DESCRIPTION OF THE TASK: Duplicate the lines of the material starting at the line containing "colorbar-swatch (761, 1597, 833, 1617)" and ending at the line containing "colorbar-swatch (551, 1597, 623, 1617)", including both of those lines.

Begin AVAILABLE DATA

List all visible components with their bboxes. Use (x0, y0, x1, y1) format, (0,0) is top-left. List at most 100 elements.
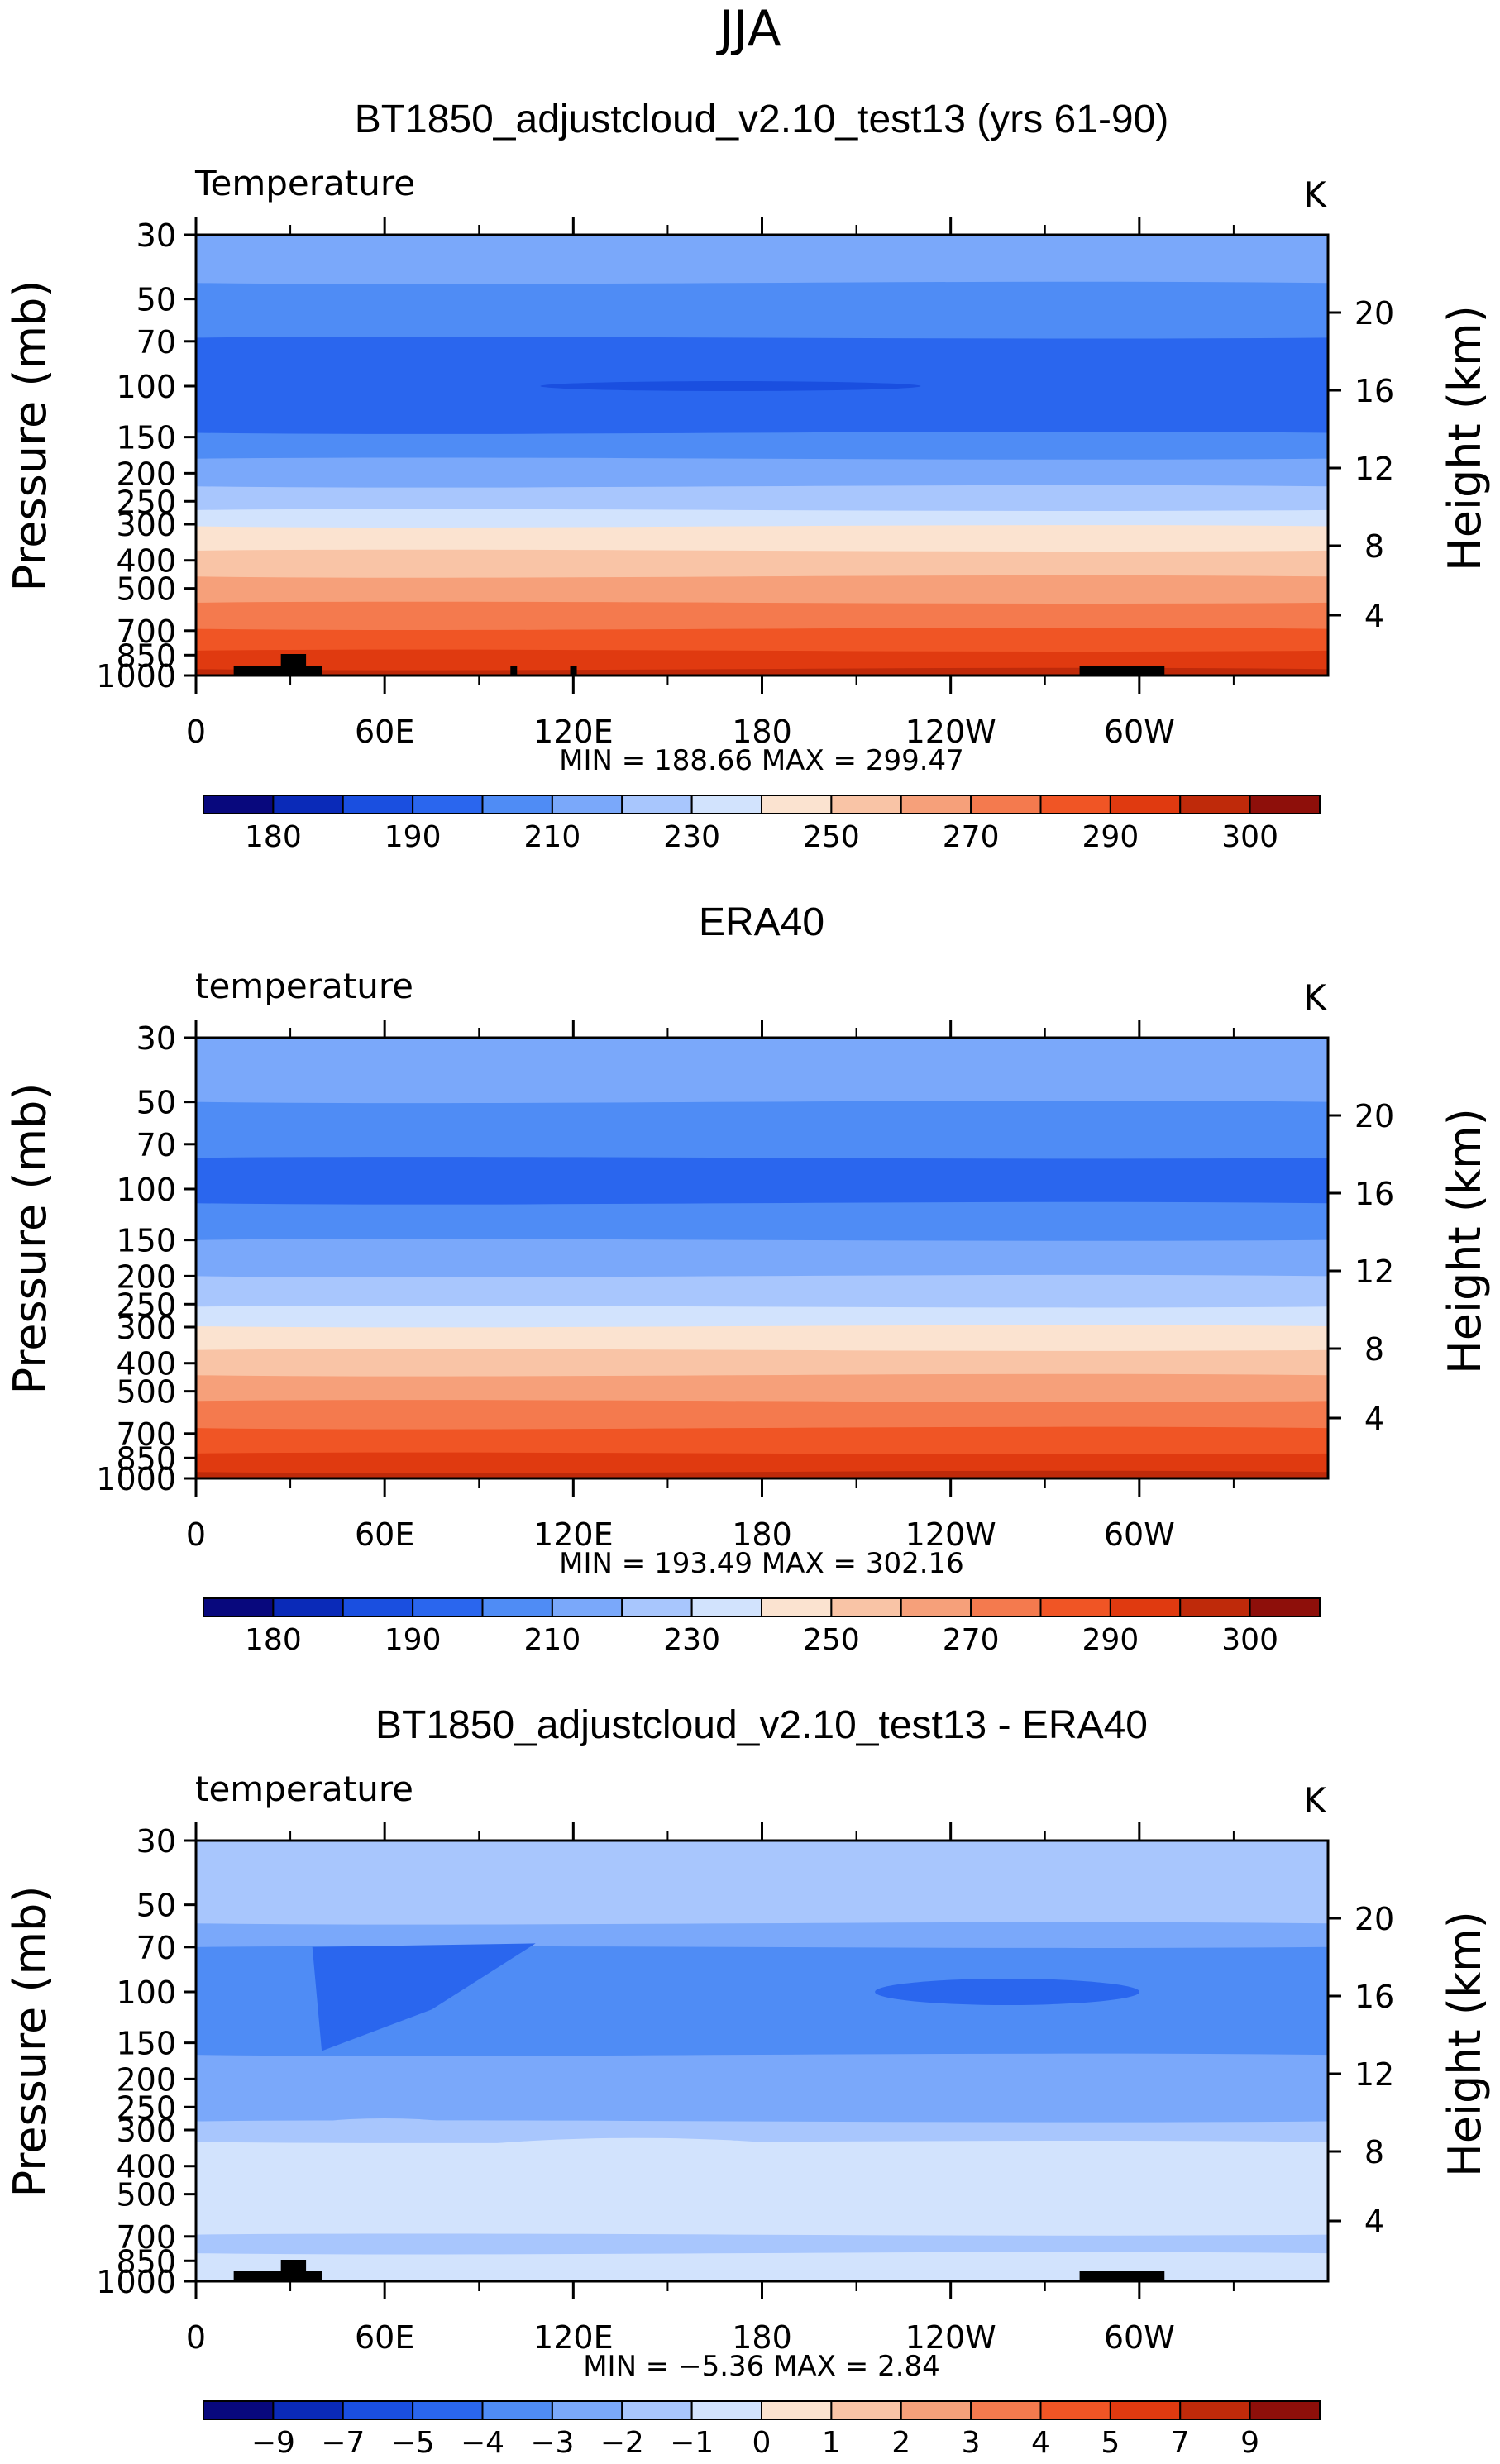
colorbar-swatch (761, 1597, 833, 1617)
contour-band (196, 1101, 1328, 1160)
contour-band (196, 509, 1328, 528)
contour-band (196, 1201, 1328, 1242)
colorbar-swatch (970, 1597, 1042, 1617)
chart-title: ERA40 (699, 900, 824, 944)
pressure-tick-label: 200 (116, 2061, 176, 2098)
colorbar-label: −2 (600, 2426, 644, 2460)
colorbar-label: −1 (670, 2426, 714, 2460)
colorbar-swatch (342, 1597, 414, 1617)
colorbar-swatch (551, 2400, 623, 2420)
y-axis-label: Pressure (mb) (4, 1886, 56, 2198)
variable-label: temperature (195, 966, 413, 1006)
x-tick-label: 120E (533, 1516, 614, 1553)
height-tick-label: 16 (1354, 1979, 1394, 2015)
topography-mask (233, 666, 322, 676)
contour-band (196, 1274, 1328, 1309)
y-axis-label-right: Height (km) (1439, 1108, 1491, 1374)
colorbar-swatch (412, 1597, 484, 1617)
contour-band (196, 628, 1328, 652)
height-tick-label: 12 (1354, 2056, 1394, 2093)
pressure-tick-label: 400 (116, 2149, 176, 2185)
height-tick-label: 20 (1354, 1901, 1394, 1937)
x-tick-label: 60E (355, 2319, 414, 2356)
colorbar-label: 250 (803, 820, 860, 854)
topography-mask (570, 666, 577, 676)
pressure-tick-label: 30 (136, 1020, 176, 1057)
contour-band (196, 601, 1328, 631)
pressure-tick-label: 30 (136, 217, 176, 254)
pressure-tick-label: 250 (116, 484, 176, 520)
colorbar-label: 7 (1171, 2426, 1190, 2460)
contour-band (196, 1306, 1328, 1328)
height-tick-label: 8 (1364, 528, 1384, 565)
colorbar-swatch (1039, 1597, 1111, 1617)
pressure-tick-label: 150 (116, 420, 176, 456)
pressure-tick-label: 100 (116, 369, 176, 405)
colorbar-label: 4 (1031, 2426, 1050, 2460)
colorbar-swatch (481, 795, 553, 814)
colorbar-swatch (900, 1597, 972, 1617)
contour-band (196, 1038, 1328, 1104)
colorbar-swatch (970, 2400, 1042, 2420)
colorbar-swatch (551, 1597, 623, 1617)
colorbar-swatch (1249, 2400, 1321, 2420)
colorbar-swatch (342, 795, 414, 814)
plot-area (196, 1038, 1328, 1478)
topography-mask (280, 2260, 307, 2281)
chart-panel-1: BT1850_adjustcloud_v2.10_test13 (yrs 61-… (4, 98, 1491, 854)
contour-band (196, 525, 1328, 552)
contour-band (196, 1922, 1328, 1949)
y-axis-label: Pressure (mb) (4, 280, 56, 592)
pressure-tick-label: 500 (116, 571, 176, 608)
x-tick-label: 180 (732, 714, 792, 750)
colorbar-label: −3 (530, 2426, 574, 2460)
colorbar-swatch (272, 1597, 344, 1617)
colorbar-label: 210 (524, 820, 581, 854)
colorbar-swatch (1179, 795, 1251, 814)
pressure-tick-label: 100 (116, 1975, 176, 2011)
plot-area (196, 235, 1328, 676)
colorbar-swatch (412, 795, 484, 814)
pressure-tick-label: 500 (116, 2177, 176, 2213)
colorbar-label: 5 (1101, 2426, 1120, 2460)
colorbar-label: 230 (663, 820, 720, 854)
pressure-tick-label: 50 (136, 1085, 176, 1121)
colorbar-swatch (830, 1597, 902, 1617)
height-tick-label: 16 (1354, 373, 1394, 409)
near-zero-contour (363, 2137, 910, 2213)
colorbar-swatch (690, 2400, 762, 2420)
colorbar-label: 180 (245, 1623, 302, 1657)
pressure-tick-label: 200 (116, 456, 176, 492)
colorbar-swatch (1249, 1597, 1321, 1617)
colorbar-swatch (1249, 795, 1321, 814)
pressure-tick-label: 500 (116, 1374, 176, 1411)
x-tick-label: 60W (1104, 714, 1175, 750)
colorbar-label: 300 (1221, 820, 1278, 854)
colorbar-swatch (690, 1597, 762, 1617)
contour-band (196, 1325, 1328, 1352)
colorbar-label: −4 (461, 2426, 504, 2460)
colorbar-label: 1 (822, 2426, 841, 2460)
pressure-tick-label: 70 (136, 1127, 176, 1163)
chart-title: BT1850_adjustcloud_v2.10_test13 (yrs 61-… (355, 98, 1169, 141)
x-tick-label: 60E (355, 1516, 414, 1553)
pressure-tick-label: 1000 (96, 2264, 176, 2300)
height-tick-label: 20 (1354, 295, 1394, 332)
pressure-tick-label: 250 (116, 1287, 176, 1323)
colorbar-swatch (272, 2400, 344, 2420)
colorbar-label: 190 (385, 820, 442, 854)
pressure-tick-label: 700 (116, 2219, 176, 2256)
colorbar-swatch (551, 795, 623, 814)
colorbar-label: 180 (245, 820, 302, 854)
pressure-tick-label: 70 (136, 1930, 176, 1966)
colorbar-label: 190 (385, 1623, 442, 1657)
y-axis-label-right: Height (km) (1439, 1911, 1491, 2177)
colorbar-swatch (900, 2400, 972, 2420)
pressure-tick-label: 850 (116, 637, 176, 674)
colorbar-label: 270 (943, 820, 1000, 854)
height-tick-label: 4 (1364, 2204, 1384, 2240)
pressure-tick-label: 250 (116, 2089, 176, 2126)
colorbar-label: 290 (1082, 820, 1139, 854)
height-tick-label: 12 (1354, 1253, 1394, 1290)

End AVAILABLE DATA

OUTPUT:
colorbar-swatch (761, 1597, 833, 1617)
contour-band (196, 1101, 1328, 1160)
contour-band (196, 509, 1328, 528)
contour-band (196, 1201, 1328, 1242)
colorbar-swatch (970, 1597, 1042, 1617)
chart-title: ERA40 (699, 900, 824, 944)
pressure-tick-label: 200 (116, 2061, 176, 2098)
colorbar-label: −2 (600, 2426, 644, 2460)
colorbar-label: −1 (670, 2426, 714, 2460)
colorbar-swatch (342, 1597, 414, 1617)
colorbar-swatch (551, 2400, 623, 2420)
y-axis-label: Pressure (mb) (4, 1886, 56, 2198)
variable-label: temperature (195, 966, 413, 1006)
x-tick-label: 120E (533, 1516, 614, 1553)
height-tick-label: 16 (1354, 1979, 1394, 2015)
topography-mask (233, 666, 322, 676)
contour-band (196, 1274, 1328, 1309)
y-axis-label-right: Height (km) (1439, 1108, 1491, 1374)
colorbar-swatch (412, 1597, 484, 1617)
contour-band (196, 628, 1328, 652)
height-tick-label: 12 (1354, 2056, 1394, 2093)
pressure-tick-label: 400 (116, 2149, 176, 2185)
height-tick-label: 20 (1354, 1901, 1394, 1937)
x-tick-label: 60E (355, 2319, 414, 2356)
colorbar-label: 250 (803, 820, 860, 854)
topography-mask (570, 666, 577, 676)
pressure-tick-label: 30 (136, 1020, 176, 1057)
contour-band (196, 601, 1328, 631)
pressure-tick-label: 30 (136, 217, 176, 254)
pressure-tick-label: 250 (116, 484, 176, 520)
colorbar-label: 7 (1171, 2426, 1190, 2460)
contour-band (196, 1306, 1328, 1328)
height-tick-label: 8 (1364, 528, 1384, 565)
colorbar-swatch (1039, 1597, 1111, 1617)
pressure-tick-label: 150 (116, 420, 176, 456)
pressure-tick-label: 100 (116, 369, 176, 405)
colorbar-label: 4 (1031, 2426, 1050, 2460)
colorbar-swatch (481, 795, 553, 814)
colorbar-swatch (900, 1597, 972, 1617)
contour-band (196, 1038, 1328, 1104)
colorbar-swatch (970, 2400, 1042, 2420)
colorbar-swatch (551, 1597, 623, 1617)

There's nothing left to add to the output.